Work to do.
Print all of the data exactly as written.

Data for processing.
•••

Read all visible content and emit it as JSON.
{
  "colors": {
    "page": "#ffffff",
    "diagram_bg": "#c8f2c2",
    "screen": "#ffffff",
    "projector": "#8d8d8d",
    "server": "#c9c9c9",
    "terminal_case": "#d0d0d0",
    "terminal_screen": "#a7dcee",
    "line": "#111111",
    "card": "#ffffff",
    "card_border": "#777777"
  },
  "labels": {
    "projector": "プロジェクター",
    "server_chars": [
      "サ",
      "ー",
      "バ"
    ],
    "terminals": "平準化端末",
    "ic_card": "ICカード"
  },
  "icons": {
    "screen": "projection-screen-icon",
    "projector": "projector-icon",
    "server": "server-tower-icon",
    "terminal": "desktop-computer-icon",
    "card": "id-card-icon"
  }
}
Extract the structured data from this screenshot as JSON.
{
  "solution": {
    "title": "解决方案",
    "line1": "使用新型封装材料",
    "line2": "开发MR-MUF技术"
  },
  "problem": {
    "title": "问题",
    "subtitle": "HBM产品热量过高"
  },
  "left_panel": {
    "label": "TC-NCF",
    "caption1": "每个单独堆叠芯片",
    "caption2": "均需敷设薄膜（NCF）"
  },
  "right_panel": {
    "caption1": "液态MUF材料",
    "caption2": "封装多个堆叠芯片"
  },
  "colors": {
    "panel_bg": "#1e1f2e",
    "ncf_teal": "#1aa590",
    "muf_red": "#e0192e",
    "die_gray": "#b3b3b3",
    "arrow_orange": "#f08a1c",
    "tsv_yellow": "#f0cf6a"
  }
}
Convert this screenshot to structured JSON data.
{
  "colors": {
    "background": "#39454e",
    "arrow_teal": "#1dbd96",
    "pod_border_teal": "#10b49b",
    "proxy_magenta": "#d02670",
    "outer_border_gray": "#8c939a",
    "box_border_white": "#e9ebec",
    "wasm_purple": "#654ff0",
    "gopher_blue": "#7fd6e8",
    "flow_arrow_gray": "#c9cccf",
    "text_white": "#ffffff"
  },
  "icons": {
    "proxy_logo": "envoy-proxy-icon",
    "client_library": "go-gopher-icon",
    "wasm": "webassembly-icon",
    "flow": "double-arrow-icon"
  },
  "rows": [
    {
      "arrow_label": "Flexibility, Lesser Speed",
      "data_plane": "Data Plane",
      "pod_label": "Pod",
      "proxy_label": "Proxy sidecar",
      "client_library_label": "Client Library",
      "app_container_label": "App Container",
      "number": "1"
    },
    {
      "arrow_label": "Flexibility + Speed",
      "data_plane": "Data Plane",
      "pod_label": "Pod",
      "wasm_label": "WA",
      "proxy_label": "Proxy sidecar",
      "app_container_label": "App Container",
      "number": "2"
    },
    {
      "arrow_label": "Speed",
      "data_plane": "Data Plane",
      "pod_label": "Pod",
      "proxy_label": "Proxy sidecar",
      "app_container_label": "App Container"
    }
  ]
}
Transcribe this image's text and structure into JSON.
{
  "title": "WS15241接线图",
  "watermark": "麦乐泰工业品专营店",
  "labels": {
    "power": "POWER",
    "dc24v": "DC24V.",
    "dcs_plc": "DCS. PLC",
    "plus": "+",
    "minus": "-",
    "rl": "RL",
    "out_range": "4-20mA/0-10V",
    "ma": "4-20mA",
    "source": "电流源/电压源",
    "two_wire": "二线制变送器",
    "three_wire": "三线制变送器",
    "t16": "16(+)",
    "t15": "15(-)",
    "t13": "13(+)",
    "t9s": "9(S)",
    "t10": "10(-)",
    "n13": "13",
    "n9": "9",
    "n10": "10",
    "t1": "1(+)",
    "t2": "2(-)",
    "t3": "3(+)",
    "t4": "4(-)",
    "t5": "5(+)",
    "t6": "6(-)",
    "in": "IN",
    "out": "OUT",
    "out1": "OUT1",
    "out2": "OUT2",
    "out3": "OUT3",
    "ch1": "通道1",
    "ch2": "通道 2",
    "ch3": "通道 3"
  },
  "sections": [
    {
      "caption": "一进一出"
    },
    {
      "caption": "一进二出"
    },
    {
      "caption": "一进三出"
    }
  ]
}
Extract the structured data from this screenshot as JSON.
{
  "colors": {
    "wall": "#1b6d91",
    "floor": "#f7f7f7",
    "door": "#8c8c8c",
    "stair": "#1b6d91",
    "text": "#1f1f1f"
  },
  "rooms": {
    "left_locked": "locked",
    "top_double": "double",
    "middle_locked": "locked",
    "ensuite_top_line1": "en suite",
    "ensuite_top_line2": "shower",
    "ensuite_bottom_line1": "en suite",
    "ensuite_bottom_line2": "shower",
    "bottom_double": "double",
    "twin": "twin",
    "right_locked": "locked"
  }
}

•••

Solution for this problem.
Read all visible content and emit it as JSON.
{
  "colors": {
    "page": "#ffffff",
    "diagram_bg": "#c8f2c2",
    "screen": "#ffffff",
    "projector": "#8d8d8d",
    "server": "#c9c9c9",
    "terminal_case": "#d0d0d0",
    "terminal_screen": "#a7dcee",
    "line": "#111111",
    "card": "#ffffff",
    "card_border": "#777777"
  },
  "labels": {
    "projector": "プロジェクター",
    "server_chars": [
      "サ",
      "ー",
      "バ"
    ],
    "terminals": "平準化端末",
    "ic_card": "ICカード"
  },
  "icons": {
    "screen": "projection-screen-icon",
    "projector": "projector-icon",
    "server": "server-tower-icon",
    "terminal": "desktop-computer-icon",
    "card": "id-card-icon"
  }
}
Extract the structured data from this screenshot as JSON.
{
  "solution": {
    "title": "解决方案",
    "line1": "使用新型封装材料",
    "line2": "开发MR-MUF技术"
  },
  "problem": {
    "title": "问题",
    "subtitle": "HBM产品热量过高"
  },
  "left_panel": {
    "label": "TC-NCF",
    "caption1": "每个单独堆叠芯片",
    "caption2": "均需敷设薄膜（NCF）"
  },
  "right_panel": {
    "caption1": "液态MUF材料",
    "caption2": "封装多个堆叠芯片"
  },
  "colors": {
    "panel_bg": "#1e1f2e",
    "ncf_teal": "#1aa590",
    "muf_red": "#e0192e",
    "die_gray": "#b3b3b3",
    "arrow_orange": "#f08a1c",
    "tsv_yellow": "#f0cf6a"
  }
}
Convert this screenshot to structured JSON data.
{
  "colors": {
    "background": "#39454e",
    "arrow_teal": "#1dbd96",
    "pod_border_teal": "#10b49b",
    "proxy_magenta": "#d02670",
    "outer_border_gray": "#8c939a",
    "box_border_white": "#e9ebec",
    "wasm_purple": "#654ff0",
    "gopher_blue": "#7fd6e8",
    "flow_arrow_gray": "#c9cccf",
    "text_white": "#ffffff"
  },
  "icons": {
    "proxy_logo": "envoy-proxy-icon",
    "client_library": "go-gopher-icon",
    "wasm": "webassembly-icon",
    "flow": "double-arrow-icon"
  },
  "rows": [
    {
      "arrow_label": "Flexibility, Lesser Speed",
      "data_plane": "Data Plane",
      "pod_label": "Pod",
      "proxy_label": "Proxy sidecar",
      "client_library_label": "Client Library",
      "app_container_label": "App Container",
      "number": "1"
    },
    {
      "arrow_label": "Flexibility + Speed",
      "data_plane": "Data Plane",
      "pod_label": "Pod",
      "wasm_label": "WA",
      "proxy_label": "Proxy sidecar",
      "app_container_label": "App Container",
      "number": "2"
    },
    {
      "arrow_label": "Speed",
      "data_plane": "Data Plane",
      "pod_label": "Pod",
      "proxy_label": "Proxy sidecar",
      "app_container_label": "App Container"
    }
  ]
}
Transcribe this image's text and structure into JSON.
{
  "title": "WS15241接线图",
  "watermark": "麦乐泰工业品专营店",
  "labels": {
    "power": "POWER",
    "dc24v": "DC24V.",
    "dcs_plc": "DCS. PLC",
    "plus": "+",
    "minus": "-",
    "rl": "RL",
    "out_range": "4-20mA/0-10V",
    "ma": "4-20mA",
    "source": "电流源/电压源",
    "two_wire": "二线制变送器",
    "three_wire": "三线制变送器",
    "t16": "16(+)",
    "t15": "15(-)",
    "t13": "13(+)",
    "t9s": "9(S)",
    "t10": "10(-)",
    "n13": "13",
    "n9": "9",
    "n10": "10",
    "t1": "1(+)",
    "t2": "2(-)",
    "t3": "3(+)",
    "t4": "4(-)",
    "t5": "5(+)",
    "t6": "6(-)",
    "in": "IN",
    "out": "OUT",
    "out1": "OUT1",
    "out2": "OUT2",
    "out3": "OUT3",
    "ch1": "通道1",
    "ch2": "通道 2",
    "ch3": "通道 3"
  },
  "sections": [
    {
      "caption": "一进一出"
    },
    {
      "caption": "一进二出"
    },
    {
      "caption": "一进三出"
    }
  ]
}
Extract the structured data from this screenshot as JSON.
{
  "colors": {
    "wall": "#1b6d91",
    "floor": "#f7f7f7",
    "door": "#8c8c8c",
    "stair": "#1b6d91",
    "text": "#1f1f1f"
  },
  "rooms": {
    "left_locked": "locked",
    "top_double": "double",
    "middle_locked": "locked",
    "ensuite_top_line1": "en suite",
    "ensuite_top_line2": "shower",
    "ensuite_bottom_line1": "en suite",
    "ensuite_bottom_line2": "shower",
    "bottom_double": "double",
    "twin": "twin",
    "right_locked": "locked"
  }
}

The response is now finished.